#### Source material:
⁂

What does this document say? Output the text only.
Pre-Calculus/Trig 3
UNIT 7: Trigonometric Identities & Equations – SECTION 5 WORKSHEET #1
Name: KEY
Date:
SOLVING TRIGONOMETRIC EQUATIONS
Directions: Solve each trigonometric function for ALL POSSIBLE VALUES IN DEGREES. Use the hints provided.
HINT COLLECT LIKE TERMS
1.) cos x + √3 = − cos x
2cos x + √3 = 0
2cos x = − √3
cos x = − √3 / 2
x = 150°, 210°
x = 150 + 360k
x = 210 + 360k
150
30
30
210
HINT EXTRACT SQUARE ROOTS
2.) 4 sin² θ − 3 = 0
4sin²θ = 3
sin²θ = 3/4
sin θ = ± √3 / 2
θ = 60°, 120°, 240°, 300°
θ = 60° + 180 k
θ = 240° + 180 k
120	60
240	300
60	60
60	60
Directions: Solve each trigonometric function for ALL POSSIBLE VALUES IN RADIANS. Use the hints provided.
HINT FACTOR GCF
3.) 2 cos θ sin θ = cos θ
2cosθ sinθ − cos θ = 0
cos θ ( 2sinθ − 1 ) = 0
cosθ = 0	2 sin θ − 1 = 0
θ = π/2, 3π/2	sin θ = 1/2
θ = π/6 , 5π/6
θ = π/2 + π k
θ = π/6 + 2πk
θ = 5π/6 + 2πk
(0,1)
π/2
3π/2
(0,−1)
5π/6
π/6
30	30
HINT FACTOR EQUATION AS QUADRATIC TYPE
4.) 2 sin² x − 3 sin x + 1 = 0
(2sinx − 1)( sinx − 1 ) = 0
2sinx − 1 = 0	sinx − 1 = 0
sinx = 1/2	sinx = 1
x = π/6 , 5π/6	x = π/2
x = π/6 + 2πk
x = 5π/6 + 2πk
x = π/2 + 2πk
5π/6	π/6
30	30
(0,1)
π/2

⁂

#### What to produce:
Exactly reproduce the material above.

#### Response below:
What does this document say? Output the text only.
Pre-Calculus/Trig 3
UNIT 7: Trigonometric Identities & Equations – SECTION 5 WORKSHEET #1
Name: KEY
Date:
SOLVING TRIGONOMETRIC EQUATIONS
Directions: Solve each trigonometric function for ALL POSSIBLE VALUES IN DEGREES. Use the hints provided.
HINT COLLECT LIKE TERMS
1.) cos x + √3 = − cos x
2cos x + √3 = 0
2cos x = − √3
cos x = − √3 / 2
x = 150°, 210°
x = 150 + 360k
x = 210 + 360k
150
30
30
210
HINT EXTRACT SQUARE ROOTS
2.) 4 sin² θ − 3 = 0
4sin²θ = 3
sin²θ = 3/4
sin θ = ± √3 / 2
θ = 60°, 120°, 240°, 300°
θ = 60° + 180 k
θ = 240° + 180 k
120	60
240	300
60	60
60	60
Directions: Solve each trigonometric function for ALL POSSIBLE VALUES IN RADIANS. Use the hints provided.
HINT FACTOR GCF
3.) 2 cos θ sin θ = cos θ
2cosθ sinθ − cos θ = 0
cos θ ( 2sinθ − 1 ) = 0
cosθ = 0	2 sin θ − 1 = 0
θ = π/2, 3π/2	sin θ = 1/2
θ = π/6 , 5π/6
θ = π/2 + π k
θ = π/6 + 2πk
θ = 5π/6 + 2πk
(0,1)
π/2
3π/2
(0,−1)
5π/6
π/6
30	30
HINT FACTOR EQUATION AS QUADRATIC TYPE
4.) 2 sin² x − 3 sin x + 1 = 0
(2sinx − 1)( sinx − 1 ) = 0
2sinx − 1 = 0	sinx − 1 = 0
sinx = 1/2	sinx = 1
x = π/6 , 5π/6	x = π/2
x = π/6 + 2πk
x = 5π/6 + 2πk
x = π/2 + 2πk
5π/6	π/6
30	30
(0,1)
π/2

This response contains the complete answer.